■ **Dataset content**
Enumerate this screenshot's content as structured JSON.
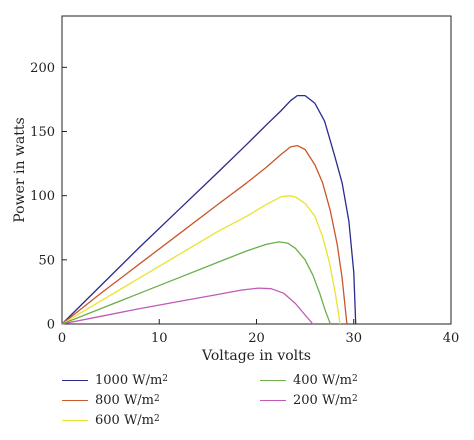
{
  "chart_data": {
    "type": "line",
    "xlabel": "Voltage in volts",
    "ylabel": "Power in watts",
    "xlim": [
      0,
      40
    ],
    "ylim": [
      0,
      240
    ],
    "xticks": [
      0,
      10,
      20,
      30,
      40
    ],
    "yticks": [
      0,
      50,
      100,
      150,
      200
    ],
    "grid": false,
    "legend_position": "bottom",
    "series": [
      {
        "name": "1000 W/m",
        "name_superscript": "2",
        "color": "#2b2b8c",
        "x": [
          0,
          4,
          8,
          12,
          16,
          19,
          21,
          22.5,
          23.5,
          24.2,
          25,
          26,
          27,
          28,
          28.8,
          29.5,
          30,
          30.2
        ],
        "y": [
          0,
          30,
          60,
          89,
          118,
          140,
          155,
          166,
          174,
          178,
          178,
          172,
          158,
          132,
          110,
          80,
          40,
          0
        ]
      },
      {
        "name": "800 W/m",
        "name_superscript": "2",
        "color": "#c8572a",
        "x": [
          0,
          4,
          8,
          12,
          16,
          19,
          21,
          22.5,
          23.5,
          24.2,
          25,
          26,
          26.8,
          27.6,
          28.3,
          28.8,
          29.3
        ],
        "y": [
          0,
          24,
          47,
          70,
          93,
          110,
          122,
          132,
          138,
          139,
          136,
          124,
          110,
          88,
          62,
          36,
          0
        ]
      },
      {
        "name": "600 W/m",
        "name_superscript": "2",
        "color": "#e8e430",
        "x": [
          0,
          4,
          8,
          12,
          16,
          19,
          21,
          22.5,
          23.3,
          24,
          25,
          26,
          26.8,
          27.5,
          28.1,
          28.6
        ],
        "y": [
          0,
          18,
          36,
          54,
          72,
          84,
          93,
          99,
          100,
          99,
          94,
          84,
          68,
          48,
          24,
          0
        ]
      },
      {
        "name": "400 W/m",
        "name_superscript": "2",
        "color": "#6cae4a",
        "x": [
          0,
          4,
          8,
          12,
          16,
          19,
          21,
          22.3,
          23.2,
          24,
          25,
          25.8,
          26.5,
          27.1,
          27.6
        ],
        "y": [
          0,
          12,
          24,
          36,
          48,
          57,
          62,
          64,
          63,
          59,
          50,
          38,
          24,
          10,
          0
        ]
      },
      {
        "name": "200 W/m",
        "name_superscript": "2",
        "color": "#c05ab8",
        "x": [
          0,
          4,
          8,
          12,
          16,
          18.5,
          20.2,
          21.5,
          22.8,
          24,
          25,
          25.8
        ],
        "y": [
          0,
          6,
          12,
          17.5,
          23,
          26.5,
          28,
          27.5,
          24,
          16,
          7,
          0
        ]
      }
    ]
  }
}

■ **Exercise**
Copy every record above exactly, leaving out the pictures.

■ **Full output**
Enumerate this screenshot's content as structured JSON.
{
  "chart_data": {
    "type": "line",
    "xlabel": "Voltage in volts",
    "ylabel": "Power in watts",
    "xlim": [
      0,
      40
    ],
    "ylim": [
      0,
      240
    ],
    "xticks": [
      0,
      10,
      20,
      30,
      40
    ],
    "yticks": [
      0,
      50,
      100,
      150,
      200
    ],
    "grid": false,
    "legend_position": "bottom",
    "series": [
      {
        "name": "1000 W/m",
        "name_superscript": "2",
        "color": "#2b2b8c",
        "x": [
          0,
          4,
          8,
          12,
          16,
          19,
          21,
          22.5,
          23.5,
          24.2,
          25,
          26,
          27,
          28,
          28.8,
          29.5,
          30,
          30.2
        ],
        "y": [
          0,
          30,
          60,
          89,
          118,
          140,
          155,
          166,
          174,
          178,
          178,
          172,
          158,
          132,
          110,
          80,
          40,
          0
        ]
      },
      {
        "name": "800 W/m",
        "name_superscript": "2",
        "color": "#c8572a",
        "x": [
          0,
          4,
          8,
          12,
          16,
          19,
          21,
          22.5,
          23.5,
          24.2,
          25,
          26,
          26.8,
          27.6,
          28.3,
          28.8,
          29.3
        ],
        "y": [
          0,
          24,
          47,
          70,
          93,
          110,
          122,
          132,
          138,
          139,
          136,
          124,
          110,
          88,
          62,
          36,
          0
        ]
      },
      {
        "name": "600 W/m",
        "name_superscript": "2",
        "color": "#e8e430",
        "x": [
          0,
          4,
          8,
          12,
          16,
          19,
          21,
          22.5,
          23.3,
          24,
          25,
          26,
          26.8,
          27.5,
          28.1,
          28.6
        ],
        "y": [
          0,
          18,
          36,
          54,
          72,
          84,
          93,
          99,
          100,
          99,
          94,
          84,
          68,
          48,
          24,
          0
        ]
      },
      {
        "name": "400 W/m",
        "name_superscript": "2",
        "color": "#6cae4a",
        "x": [
          0,
          4,
          8,
          12,
          16,
          19,
          21,
          22.3,
          23.2,
          24,
          25,
          25.8,
          26.5,
          27.1,
          27.6
        ],
        "y": [
          0,
          12,
          24,
          36,
          48,
          57,
          62,
          64,
          63,
          59,
          50,
          38,
          24,
          10,
          0
        ]
      },
      {
        "name": "200 W/m",
        "name_superscript": "2",
        "color": "#c05ab8",
        "x": [
          0,
          4,
          8,
          12,
          16,
          18.5,
          20.2,
          21.5,
          22.8,
          24,
          25,
          25.8
        ],
        "y": [
          0,
          6,
          12,
          17.5,
          23,
          26.5,
          28,
          27.5,
          24,
          16,
          7,
          0
        ]
      }
    ]
  }
}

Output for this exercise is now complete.